▶ _PROBLEM TO SOLVE_:
Write out the part of the rows that opens with the line containing "noise-pixel [781, 99, 785, 101]" and closes with the line containing "noise-pixel [788, 260, 792, 263]", both included, keeping every line unchanged.

[Element box rows]
-- begin --
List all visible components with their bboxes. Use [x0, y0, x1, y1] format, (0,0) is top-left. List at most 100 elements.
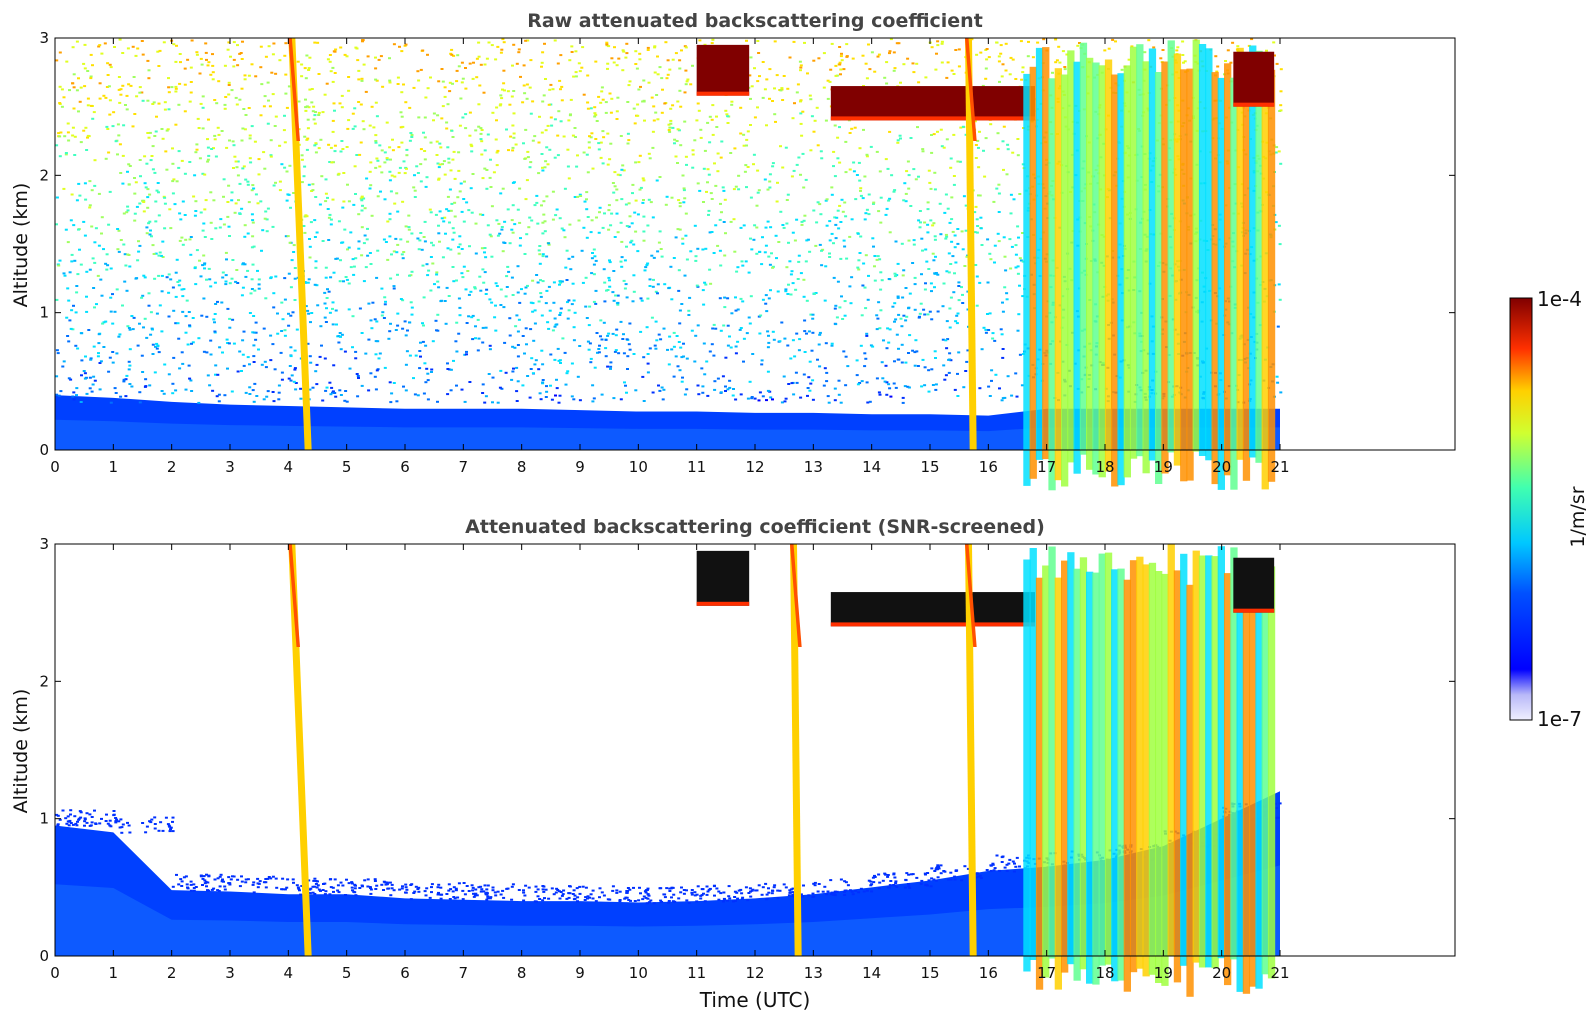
noise-pixel [781, 99, 785, 101]
noise-pixel [351, 127, 355, 130]
noise-pixel [893, 320, 896, 323]
screened-pixel [64, 817, 68, 820]
noise-pixel [189, 81, 193, 83]
noise-pixel [770, 252, 773, 255]
noise-pixel [714, 184, 718, 187]
noise-pixel [593, 366, 597, 369]
noise-pixel [983, 175, 987, 178]
noise-pixel [284, 73, 288, 76]
noise-pixel [479, 127, 483, 130]
noise-pixel [238, 182, 242, 185]
noise-pixel [541, 253, 545, 256]
noise-pixel [788, 260, 792, 263]
noise-pixel [812, 130, 816, 133]
noise-pixel [523, 253, 527, 255]
screened-pixel [568, 885, 571, 888]
noise-pixel [364, 352, 368, 355]
screened-pixel [489, 896, 493, 899]
noise-pixel [822, 86, 826, 89]
noise-pixel [373, 318, 377, 321]
noise-pixel [157, 65, 161, 67]
noise-pixel [205, 351, 209, 354]
x-tick-label: 0 [50, 458, 60, 476]
noise-pixel [1107, 47, 1111, 50]
noise-pixel [79, 263, 83, 266]
noise-pixel [711, 104, 715, 107]
noise-pixel [418, 367, 422, 370]
noise-pixel [387, 337, 391, 340]
noise-pixel [346, 183, 349, 186]
noise-pixel [180, 351, 184, 354]
noise-pixel [537, 141, 541, 144]
noise-pixel [802, 219, 806, 222]
noise-pixel [1272, 41, 1276, 44]
noise-pixel [125, 94, 129, 97]
noise-pixel [251, 235, 255, 238]
noise-pixel [487, 41, 491, 44]
noise-pixel [121, 304, 124, 307]
noise-pixel [608, 158, 612, 161]
noise-pixel [71, 395, 75, 398]
noise-pixel [519, 237, 522, 240]
noise-pixel [404, 334, 408, 337]
noise-pixel [61, 365, 65, 368]
noise-pixel [586, 74, 590, 77]
noise-pixel [811, 313, 815, 316]
y-axis-label-screened: Altitude (km) [10, 689, 32, 814]
noise-pixel [230, 390, 234, 393]
noise-pixel [422, 236, 426, 238]
noise-pixel [347, 282, 351, 285]
noise-pixel [660, 111, 664, 114]
x-tick-label: 6 [400, 458, 410, 476]
noise-pixel [540, 61, 544, 64]
noise-pixel [899, 137, 902, 140]
noise-pixel [565, 372, 569, 375]
noise-pixel [425, 263, 429, 266]
noise-pixel [728, 379, 732, 382]
noise-pixel [709, 282, 713, 285]
screened-pixel [811, 892, 815, 895]
noise-pixel [230, 199, 234, 202]
noise-pixel [334, 257, 338, 260]
noise-pixel [676, 365, 680, 368]
noise-pixel [516, 355, 520, 358]
noise-pixel [736, 340, 740, 343]
noise-pixel [570, 51, 574, 53]
noise-pixel [683, 393, 687, 396]
noise-pixel [795, 381, 799, 384]
noise-pixel [309, 361, 313, 364]
noise-pixel [914, 178, 918, 181]
noise-pixel [911, 349, 915, 352]
noise-pixel [693, 139, 697, 142]
noise-pixel [557, 401, 561, 404]
noise-pixel [567, 119, 571, 122]
noise-pixel [78, 248, 81, 251]
noise-pixel [923, 288, 927, 291]
screened-pixel [905, 872, 909, 875]
noise-pixel [995, 41, 999, 44]
screened-pixel [369, 888, 373, 891]
noise-pixel [939, 128, 943, 131]
noise-pixel [1018, 284, 1021, 287]
noise-pixel [386, 258, 390, 261]
screened-pixel [78, 810, 82, 813]
noise-pixel [252, 400, 256, 403]
noise-pixel [678, 67, 682, 70]
noise-pixel [118, 38, 122, 41]
noise-pixel [494, 304, 497, 307]
precip-streak [1236, 47, 1244, 460]
noise-pixel [604, 111, 608, 114]
noise-pixel [111, 351, 115, 353]
noise-pixel [745, 144, 748, 147]
noise-pixel [505, 286, 509, 288]
screened-pixel [223, 888, 227, 891]
noise-pixel [988, 312, 992, 315]
noise-pixel [198, 72, 202, 75]
noise-pixel [938, 202, 942, 205]
noise-pixel [388, 330, 392, 333]
noise-pixel [669, 107, 673, 110]
noise-pixel [474, 222, 478, 225]
noise-pixel [878, 170, 882, 173]
noise-pixel [625, 42, 629, 45]
noise-pixel [389, 401, 393, 404]
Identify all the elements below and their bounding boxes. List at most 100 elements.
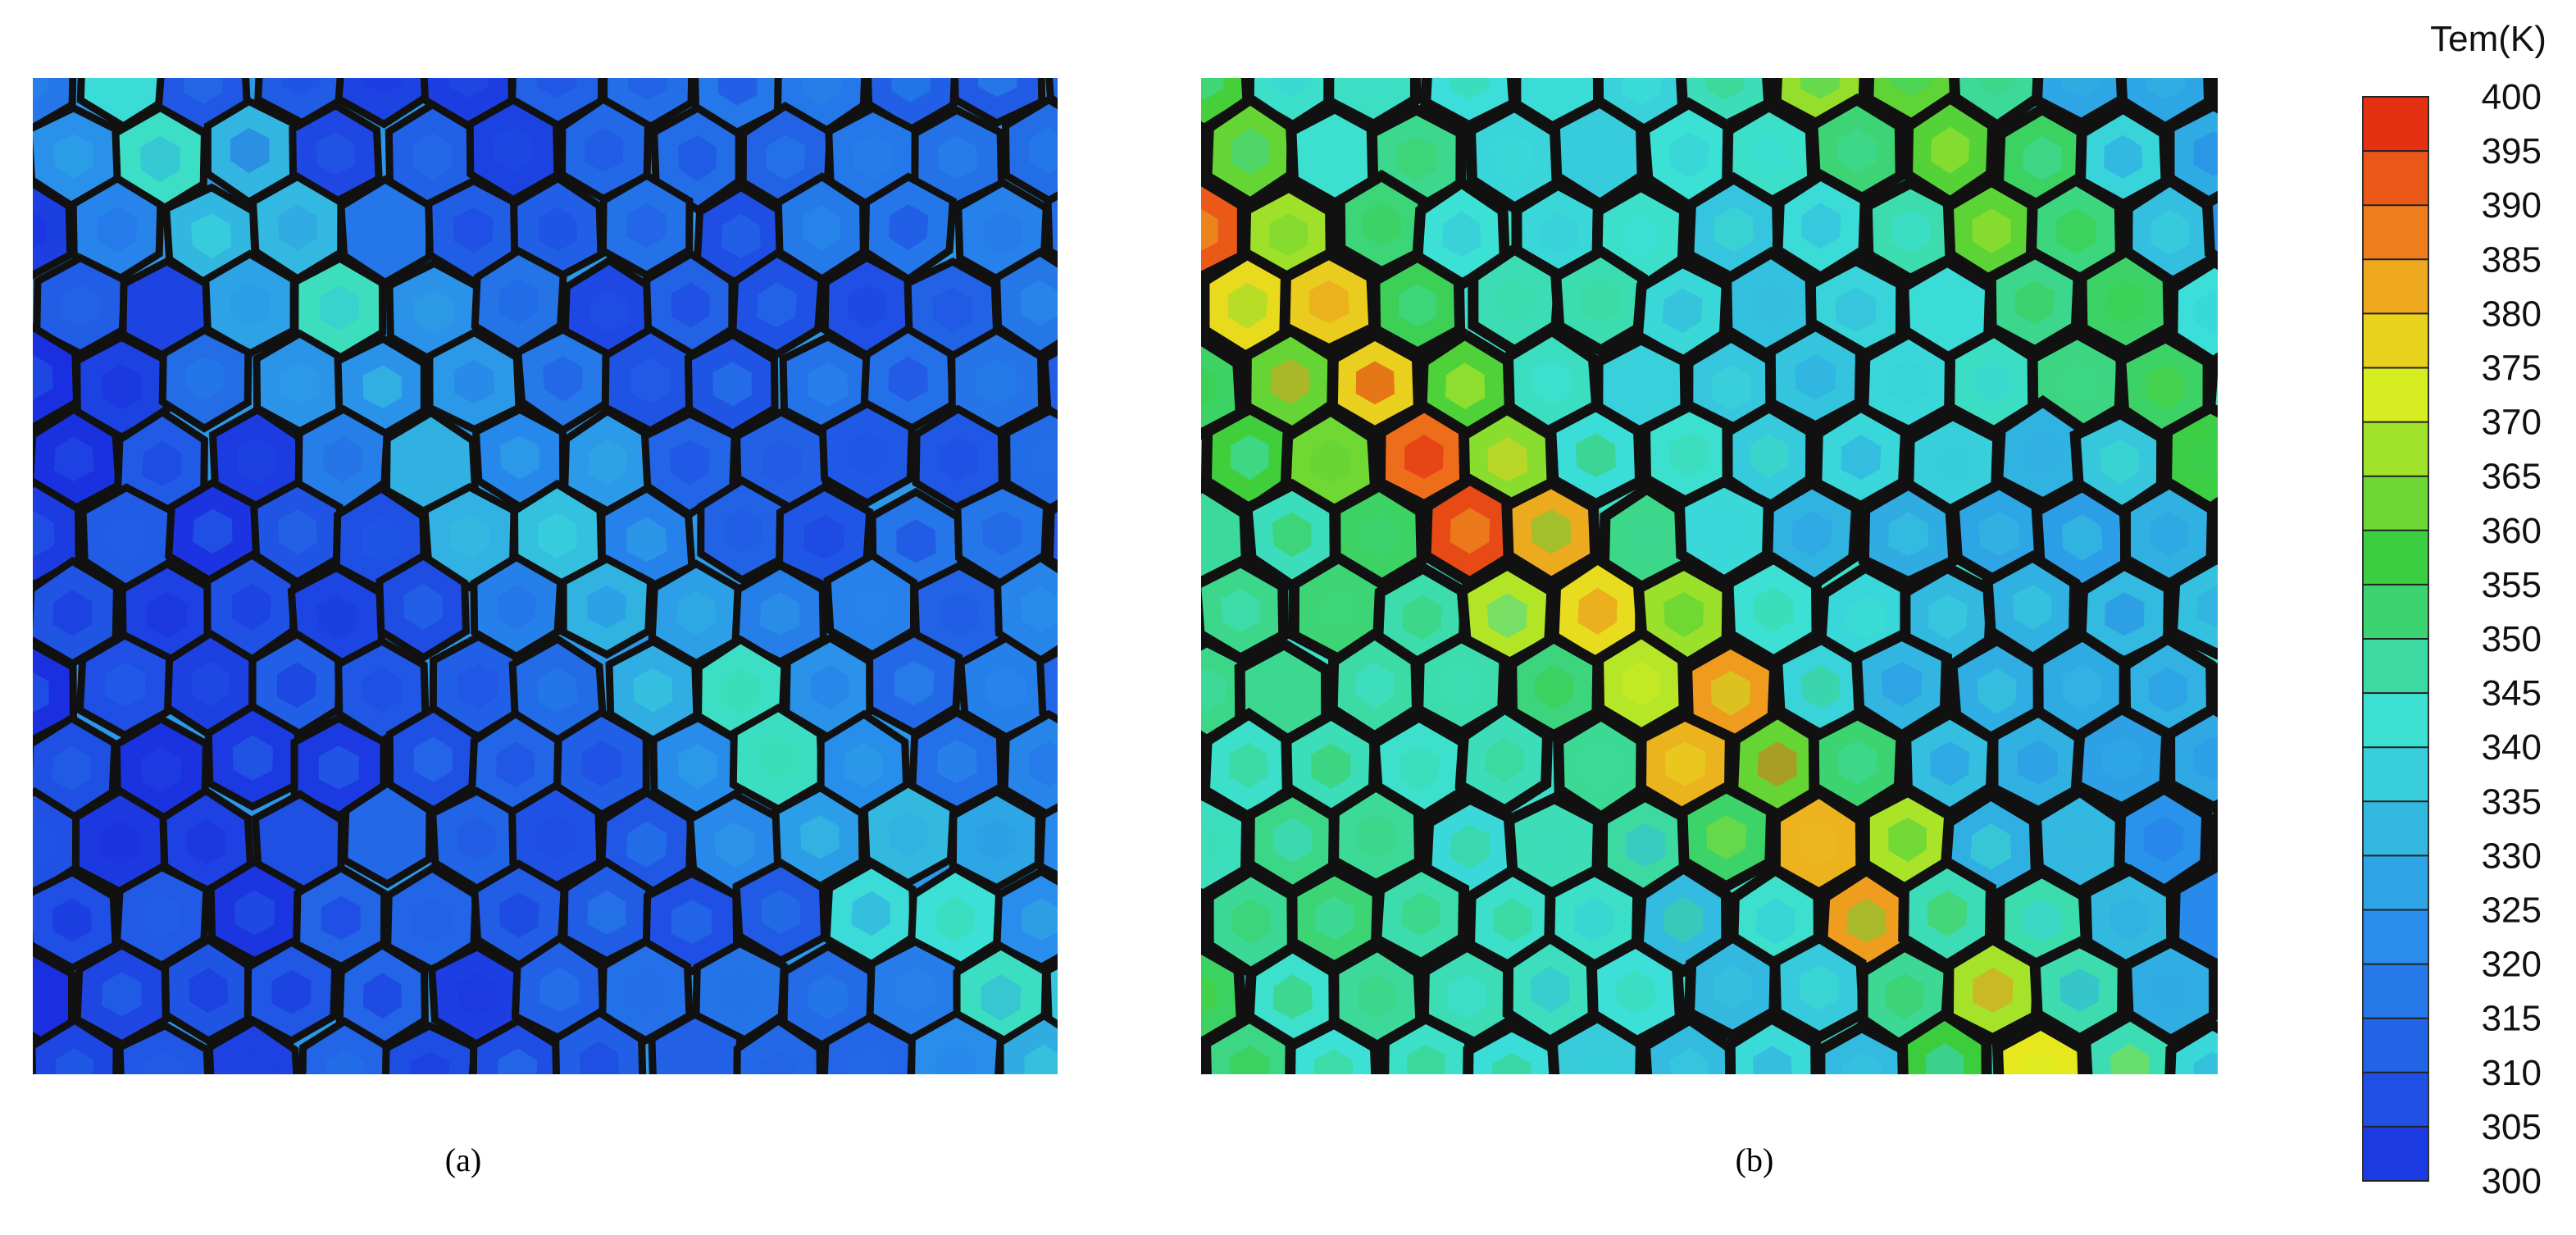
grain-core bbox=[1096, 55, 1136, 100]
grain-core bbox=[1088, 819, 1127, 864]
colorbar-band bbox=[2363, 1072, 2428, 1128]
grain-core bbox=[2234, 362, 2274, 408]
grain-cell bbox=[2208, 500, 2218, 566]
grain-cell bbox=[1085, 1013, 1172, 1114]
grain-core bbox=[976, 818, 1016, 862]
grain-cell bbox=[205, 1017, 301, 1074]
panel-b-image bbox=[1088, 0, 2349, 1118]
grain-core bbox=[1753, 1046, 1792, 1074]
grain-core bbox=[1615, 969, 1656, 1015]
grain-cell bbox=[2031, 78, 2130, 130]
colorbar-band bbox=[2363, 639, 2428, 694]
grain-core bbox=[1065, 665, 1105, 711]
grain-cell bbox=[1201, 942, 1247, 1050]
grain-core bbox=[1031, 0, 1070, 30]
grain-core bbox=[457, 663, 498, 709]
grain-core bbox=[1837, 741, 1877, 786]
grain-core bbox=[1756, 898, 1795, 945]
grain-core bbox=[802, 78, 842, 105]
colorbar-band bbox=[2363, 530, 2428, 586]
grain-core bbox=[193, 508, 233, 554]
grain-core bbox=[1400, 891, 1440, 937]
grain-core bbox=[889, 204, 929, 251]
colorbar-tick-label: 390 bbox=[2482, 185, 2542, 226]
grain-core bbox=[1925, 1042, 1964, 1074]
grain-core bbox=[230, 0, 270, 30]
colorbar-tick-label: 375 bbox=[2482, 349, 2542, 389]
grain-core bbox=[0, 747, 7, 791]
grain-core bbox=[888, 356, 928, 403]
grain-core bbox=[1220, 588, 1260, 632]
colorbar-band bbox=[2363, 693, 2428, 748]
grain-core bbox=[935, 1041, 976, 1074]
grain-core bbox=[1109, 437, 1148, 482]
grain-core bbox=[1710, 670, 1750, 717]
grain-core bbox=[938, 136, 977, 180]
grain-core bbox=[319, 285, 359, 330]
grain-core bbox=[762, 0, 799, 27]
grain-cell bbox=[1091, 102, 1179, 203]
grain-core bbox=[497, 585, 537, 630]
colorbar-band bbox=[2363, 801, 2428, 856]
grain-core bbox=[147, 592, 188, 638]
grain-cell bbox=[560, 0, 647, 50]
grain-core bbox=[2240, 669, 2279, 714]
grain-cell bbox=[1007, 0, 1095, 58]
grain-core bbox=[982, 511, 1022, 556]
grain-core bbox=[1835, 287, 1877, 332]
grain-core bbox=[1621, 213, 1661, 259]
grain-core bbox=[1315, 134, 1355, 178]
grain-core bbox=[1534, 824, 1574, 869]
grain-core bbox=[276, 662, 316, 709]
grain-core bbox=[2018, 739, 2058, 785]
colorbar-tick-label: 310 bbox=[2482, 1053, 2542, 1093]
grain-core bbox=[935, 895, 976, 942]
grain-core bbox=[1024, 1044, 1058, 1074]
grain-core bbox=[1888, 360, 1928, 405]
grain-core bbox=[896, 519, 936, 563]
grain-core bbox=[1800, 203, 1841, 249]
grain-core bbox=[1114, 0, 1154, 23]
grain-core bbox=[1355, 662, 1394, 709]
grain-cell bbox=[33, 455, 35, 493]
grain-core bbox=[1318, 586, 1359, 632]
colorbar-tick-label: 335 bbox=[2482, 782, 2542, 822]
grain-core bbox=[2279, 588, 2319, 633]
grain-core bbox=[1072, 204, 1113, 248]
colorbar-tick-label: 340 bbox=[2482, 727, 2542, 768]
colorbar-tick-label: 365 bbox=[2482, 457, 2542, 497]
grain-cell bbox=[1463, 1019, 1562, 1074]
colorbar-tick-label: 360 bbox=[2482, 511, 2542, 551]
grain-core bbox=[141, 893, 182, 938]
grain-core bbox=[1396, 136, 1437, 182]
grain-core bbox=[671, 900, 712, 945]
grain-core bbox=[2111, 0, 2151, 26]
grain-cell bbox=[2255, 1015, 2342, 1118]
grain-core bbox=[1404, 435, 1444, 479]
grain-core bbox=[2057, 361, 2097, 407]
grain-core bbox=[1704, 78, 1745, 100]
grain-core bbox=[580, 1041, 619, 1074]
grain-cell bbox=[0, 863, 29, 962]
grain-core bbox=[498, 892, 539, 938]
grain-core bbox=[1201, 514, 1222, 561]
grain-cell bbox=[33, 179, 75, 280]
grain-cell bbox=[1094, 253, 1181, 353]
grain-cell bbox=[2261, 102, 2347, 202]
grain-core bbox=[1927, 289, 1967, 335]
grain-core bbox=[1927, 890, 1967, 937]
grain-core bbox=[628, 78, 668, 101]
grain-core bbox=[853, 134, 894, 180]
grain-core bbox=[1978, 78, 2017, 98]
grain-core bbox=[630, 358, 671, 403]
colorbar-band bbox=[2363, 97, 2428, 152]
grain-core bbox=[626, 203, 667, 248]
grain-core bbox=[2021, 1050, 2060, 1074]
grain-cell bbox=[2166, 552, 2218, 660]
colorbar-title: Tem(K) bbox=[2430, 19, 2546, 59]
grain-cell bbox=[1110, 0, 1198, 51]
grain-core bbox=[1757, 741, 1797, 787]
colorbar-tick-label: 330 bbox=[2482, 836, 2542, 876]
grain-cell bbox=[2260, 258, 2349, 362]
grain-core bbox=[237, 437, 278, 484]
-- end --
▶ _FULL SOLUTION_:
noise-pixel [781, 99, 785, 101]
noise-pixel [351, 127, 355, 130]
noise-pixel [893, 320, 896, 323]
screened-pixel [64, 817, 68, 820]
noise-pixel [189, 81, 193, 83]
noise-pixel [770, 252, 773, 255]
noise-pixel [714, 184, 718, 187]
noise-pixel [593, 366, 597, 369]
noise-pixel [983, 175, 987, 178]
noise-pixel [284, 73, 288, 76]
noise-pixel [479, 127, 483, 130]
noise-pixel [238, 182, 242, 185]
noise-pixel [541, 253, 545, 256]
noise-pixel [788, 260, 792, 263]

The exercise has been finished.